╭──
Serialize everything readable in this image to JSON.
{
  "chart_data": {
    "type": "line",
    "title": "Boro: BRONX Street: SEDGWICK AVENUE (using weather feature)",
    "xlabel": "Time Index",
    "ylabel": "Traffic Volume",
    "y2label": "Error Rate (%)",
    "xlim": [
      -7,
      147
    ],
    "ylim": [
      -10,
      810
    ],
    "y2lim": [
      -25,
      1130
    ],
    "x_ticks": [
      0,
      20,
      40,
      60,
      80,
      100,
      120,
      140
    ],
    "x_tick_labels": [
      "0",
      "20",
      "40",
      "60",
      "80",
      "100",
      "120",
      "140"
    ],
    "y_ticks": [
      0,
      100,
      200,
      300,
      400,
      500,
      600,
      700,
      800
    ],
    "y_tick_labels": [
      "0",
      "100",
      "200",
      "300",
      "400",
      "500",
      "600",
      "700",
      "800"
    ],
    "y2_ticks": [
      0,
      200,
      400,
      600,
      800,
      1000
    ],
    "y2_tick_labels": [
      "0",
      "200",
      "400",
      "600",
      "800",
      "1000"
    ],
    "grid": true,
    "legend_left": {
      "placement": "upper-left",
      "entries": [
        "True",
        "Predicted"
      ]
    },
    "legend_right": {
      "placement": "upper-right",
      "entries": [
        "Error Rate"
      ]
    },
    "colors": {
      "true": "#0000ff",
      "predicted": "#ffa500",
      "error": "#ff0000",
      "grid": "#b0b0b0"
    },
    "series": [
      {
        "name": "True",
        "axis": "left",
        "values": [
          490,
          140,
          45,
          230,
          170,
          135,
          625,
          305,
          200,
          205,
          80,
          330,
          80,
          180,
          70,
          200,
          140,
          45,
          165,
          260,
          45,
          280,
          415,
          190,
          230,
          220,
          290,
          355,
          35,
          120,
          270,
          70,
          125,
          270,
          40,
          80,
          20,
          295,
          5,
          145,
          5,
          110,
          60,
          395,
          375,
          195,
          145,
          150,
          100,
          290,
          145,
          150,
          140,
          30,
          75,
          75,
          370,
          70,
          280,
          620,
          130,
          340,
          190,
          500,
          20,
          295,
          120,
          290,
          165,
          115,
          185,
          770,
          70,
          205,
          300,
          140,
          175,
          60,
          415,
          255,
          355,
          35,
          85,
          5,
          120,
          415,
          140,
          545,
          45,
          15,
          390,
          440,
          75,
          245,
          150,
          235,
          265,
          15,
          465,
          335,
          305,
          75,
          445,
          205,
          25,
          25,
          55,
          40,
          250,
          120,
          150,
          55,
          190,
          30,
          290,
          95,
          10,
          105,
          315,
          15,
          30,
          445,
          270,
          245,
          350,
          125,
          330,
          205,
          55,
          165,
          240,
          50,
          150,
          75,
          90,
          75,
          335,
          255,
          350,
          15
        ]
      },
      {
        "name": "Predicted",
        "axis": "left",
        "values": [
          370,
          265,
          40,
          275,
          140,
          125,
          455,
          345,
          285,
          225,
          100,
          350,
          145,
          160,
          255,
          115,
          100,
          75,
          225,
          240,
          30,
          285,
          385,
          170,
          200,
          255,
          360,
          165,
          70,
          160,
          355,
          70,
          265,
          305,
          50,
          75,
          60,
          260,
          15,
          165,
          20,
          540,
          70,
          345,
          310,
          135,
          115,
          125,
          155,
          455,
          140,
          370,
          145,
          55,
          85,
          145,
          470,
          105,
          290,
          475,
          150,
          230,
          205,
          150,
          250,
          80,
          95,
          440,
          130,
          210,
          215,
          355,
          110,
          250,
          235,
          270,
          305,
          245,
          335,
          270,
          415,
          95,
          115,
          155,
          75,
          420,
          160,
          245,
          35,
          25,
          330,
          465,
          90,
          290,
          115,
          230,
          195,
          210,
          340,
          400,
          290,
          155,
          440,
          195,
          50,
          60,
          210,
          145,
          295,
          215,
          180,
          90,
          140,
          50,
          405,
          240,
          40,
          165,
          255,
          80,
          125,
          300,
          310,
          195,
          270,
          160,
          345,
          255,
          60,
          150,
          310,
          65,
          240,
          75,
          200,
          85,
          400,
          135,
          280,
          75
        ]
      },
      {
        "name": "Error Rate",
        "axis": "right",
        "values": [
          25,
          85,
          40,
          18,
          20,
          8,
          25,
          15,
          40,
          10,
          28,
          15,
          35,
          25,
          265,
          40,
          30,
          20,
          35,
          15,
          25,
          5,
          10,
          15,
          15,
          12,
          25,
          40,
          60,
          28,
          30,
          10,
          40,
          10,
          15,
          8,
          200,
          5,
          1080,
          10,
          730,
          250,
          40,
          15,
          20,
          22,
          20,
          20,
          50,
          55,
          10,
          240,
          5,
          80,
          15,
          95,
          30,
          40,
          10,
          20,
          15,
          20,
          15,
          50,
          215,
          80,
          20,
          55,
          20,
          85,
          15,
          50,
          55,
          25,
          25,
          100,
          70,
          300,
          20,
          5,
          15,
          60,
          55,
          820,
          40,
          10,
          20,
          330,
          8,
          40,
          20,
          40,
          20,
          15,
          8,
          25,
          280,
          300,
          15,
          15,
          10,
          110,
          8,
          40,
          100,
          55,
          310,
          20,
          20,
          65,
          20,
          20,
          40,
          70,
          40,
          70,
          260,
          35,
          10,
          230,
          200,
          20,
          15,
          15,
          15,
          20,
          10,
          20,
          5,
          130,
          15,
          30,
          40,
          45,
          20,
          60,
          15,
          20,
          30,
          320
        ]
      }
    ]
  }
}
╰──
What the task asks:
Word for word, write out all of the data above.

Solution to this exercise:
Serialize everything readable in this image to JSON.
{
  "chart_data": {
    "type": "line",
    "title": "Boro: BRONX Street: SEDGWICK AVENUE (using weather feature)",
    "xlabel": "Time Index",
    "ylabel": "Traffic Volume",
    "y2label": "Error Rate (%)",
    "xlim": [
      -7,
      147
    ],
    "ylim": [
      -10,
      810
    ],
    "y2lim": [
      -25,
      1130
    ],
    "x_ticks": [
      0,
      20,
      40,
      60,
      80,
      100,
      120,
      140
    ],
    "x_tick_labels": [
      "0",
      "20",
      "40",
      "60",
      "80",
      "100",
      "120",
      "140"
    ],
    "y_ticks": [
      0,
      100,
      200,
      300,
      400,
      500,
      600,
      700,
      800
    ],
    "y_tick_labels": [
      "0",
      "100",
      "200",
      "300",
      "400",
      "500",
      "600",
      "700",
      "800"
    ],
    "y2_ticks": [
      0,
      200,
      400,
      600,
      800,
      1000
    ],
    "y2_tick_labels": [
      "0",
      "200",
      "400",
      "600",
      "800",
      "1000"
    ],
    "grid": true,
    "legend_left": {
      "placement": "upper-left",
      "entries": [
        "True",
        "Predicted"
      ]
    },
    "legend_right": {
      "placement": "upper-right",
      "entries": [
        "Error Rate"
      ]
    },
    "colors": {
      "true": "#0000ff",
      "predicted": "#ffa500",
      "error": "#ff0000",
      "grid": "#b0b0b0"
    },
    "series": [
      {
        "name": "True",
        "axis": "left",
        "values": [
          490,
          140,
          45,
          230,
          170,
          135,
          625,
          305,
          200,
          205,
          80,
          330,
          80,
          180,
          70,
          200,
          140,
          45,
          165,
          260,
          45,
          280,
          415,
          190,
          230,
          220,
          290,
          355,
          35,
          120,
          270,
          70,
          125,
          270,
          40,
          80,
          20,
          295,
          5,
          145,
          5,
          110,
          60,
          395,
          375,
          195,
          145,
          150,
          100,
          290,
          145,
          150,
          140,
          30,
          75,
          75,
          370,
          70,
          280,
          620,
          130,
          340,
          190,
          500,
          20,
          295,
          120,
          290,
          165,
          115,
          185,
          770,
          70,
          205,
          300,
          140,
          175,
          60,
          415,
          255,
          355,
          35,
          85,
          5,
          120,
          415,
          140,
          545,
          45,
          15,
          390,
          440,
          75,
          245,
          150,
          235,
          265,
          15,
          465,
          335,
          305,
          75,
          445,
          205,
          25,
          25,
          55,
          40,
          250,
          120,
          150,
          55,
          190,
          30,
          290,
          95,
          10,
          105,
          315,
          15,
          30,
          445,
          270,
          245,
          350,
          125,
          330,
          205,
          55,
          165,
          240,
          50,
          150,
          75,
          90,
          75,
          335,
          255,
          350,
          15
        ]
      },
      {
        "name": "Predicted",
        "axis": "left",
        "values": [
          370,
          265,
          40,
          275,
          140,
          125,
          455,
          345,
          285,
          225,
          100,
          350,
          145,
          160,
          255,
          115,
          100,
          75,
          225,
          240,
          30,
          285,
          385,
          170,
          200,
          255,
          360,
          165,
          70,
          160,
          355,
          70,
          265,
          305,
          50,
          75,
          60,
          260,
          15,
          165,
          20,
          540,
          70,
          345,
          310,
          135,
          115,
          125,
          155,
          455,
          140,
          370,
          145,
          55,
          85,
          145,
          470,
          105,
          290,
          475,
          150,
          230,
          205,
          150,
          250,
          80,
          95,
          440,
          130,
          210,
          215,
          355,
          110,
          250,
          235,
          270,
          305,
          245,
          335,
          270,
          415,
          95,
          115,
          155,
          75,
          420,
          160,
          245,
          35,
          25,
          330,
          465,
          90,
          290,
          115,
          230,
          195,
          210,
          340,
          400,
          290,
          155,
          440,
          195,
          50,
          60,
          210,
          145,
          295,
          215,
          180,
          90,
          140,
          50,
          405,
          240,
          40,
          165,
          255,
          80,
          125,
          300,
          310,
          195,
          270,
          160,
          345,
          255,
          60,
          150,
          310,
          65,
          240,
          75,
          200,
          85,
          400,
          135,
          280,
          75
        ]
      },
      {
        "name": "Error Rate",
        "axis": "right",
        "values": [
          25,
          85,
          40,
          18,
          20,
          8,
          25,
          15,
          40,
          10,
          28,
          15,
          35,
          25,
          265,
          40,
          30,
          20,
          35,
          15,
          25,
          5,
          10,
          15,
          15,
          12,
          25,
          40,
          60,
          28,
          30,
          10,
          40,
          10,
          15,
          8,
          200,
          5,
          1080,
          10,
          730,
          250,
          40,
          15,
          20,
          22,
          20,
          20,
          50,
          55,
          10,
          240,
          5,
          80,
          15,
          95,
          30,
          40,
          10,
          20,
          15,
          20,
          15,
          50,
          215,
          80,
          20,
          55,
          20,
          85,
          15,
          50,
          55,
          25,
          25,
          100,
          70,
          300,
          20,
          5,
          15,
          60,
          55,
          820,
          40,
          10,
          20,
          330,
          8,
          40,
          20,
          40,
          20,
          15,
          8,
          25,
          280,
          300,
          15,
          15,
          10,
          110,
          8,
          40,
          100,
          55,
          310,
          20,
          20,
          65,
          20,
          20,
          40,
          70,
          40,
          70,
          260,
          35,
          10,
          230,
          200,
          20,
          15,
          15,
          15,
          20,
          10,
          20,
          5,
          130,
          15,
          30,
          40,
          45,
          20,
          60,
          15,
          20,
          30,
          320
        ]
      }
    ]
  }
}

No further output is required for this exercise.